■ Document section

Lecture 12: Midterm Review

Recap

• We’ve been covering how to work with data in R
• Building up multiple variables (numeric, character, logical, factor) into vectors
• Joining vectors together into data.frames or tibbles
• Manipulating (with dplyr), summarizing, and plotting that data
• Looking at relationships between variables

Working with Objects

• Create a vector with c() or 1:4 or sample() or numeric() etc.
• Create logicals to check conditions on a vector, i.e. a < 5 & a > 1 or c('A','B') %in% c('A','C','D')
• Check vector type with is. functions or change them with as.
• Use help() to figure out how to use new functions you don’t know yet!

Working with Objects Practice

• Use sample() to generate a vector of 1000 names from Jack, Jill, and Mary.
• Use %in% to count how many are Jill or Mary.
• Use help() to figure out how to use the substr function to get the first letter of the name. Then, use that to count how many names are Jack or Jill.
• Change the vector to a factor.
• Create a vector of all integers from 63 to 302. Then, count how many are below 99 or above 266.

names <- sample(c('Jack','Jill','Mary'),1000,replace=T)
sum(names %in% c('Jill','Mary'))
firstletter <- substr(names,1,1)
sum(firstletter == "J")
names <- factor(names)

numbers <- 63:302
sum(numbers < 99 | numbers > 266)

Working with Data

• Get data with read.csv() or data(), or create it with data.frame() or tibble()

■ Exercise requirements
1 - In the midterm review notes, rewrite the stretch from "Working with Objects Practice" through "sum(names %in% c('Jill','Mary'))", swapping "Mary" for "Rose".
2 - Which function do the midterm review notes recommend for working out how to use a function you don't know yet?
3 - Summarize the midterm review notes in two sentences.

■ Recorded information
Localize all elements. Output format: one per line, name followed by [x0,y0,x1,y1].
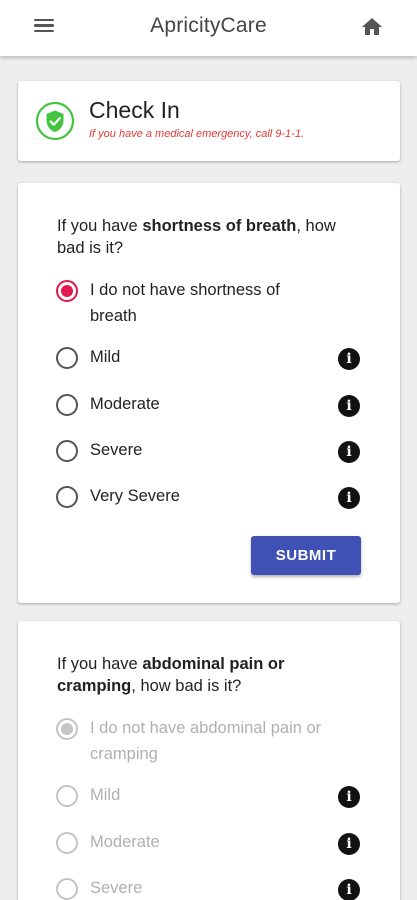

■ Expected outputs
1 -
Working with Objects Practice

• Use sample() to generate a vector of 1000 names from Jack, Jill, and Rose.
• Use %in% to count how many are Jill or Rose.
• Use help() to figure out how to use the substr function to get the first letter of the name. Then, use that to count how many names are Jack or Jill.
• Change the vector to a factor.
• Create a vector of all integers from 63 to 302. Then, count how many are below 99 or above 266.

names <- sample(c('Jack','Jill','Rose'),1000,replace=T)
sum(names %in% c('Jill','Rose'))

2 - help()

3 - The review recaps the course's work with data in R, from building variables into vectors and joining them into data.frames or tibbles to manipulating, summarizing, and plotting data and looking at relationships between variables. It then covers creating and checking vectors, gives practice exercises and R code using sample(), %in%, substr, and factor(), and starts a section on getting data with read.csv() or data() or creating it with data.frame() or tibble().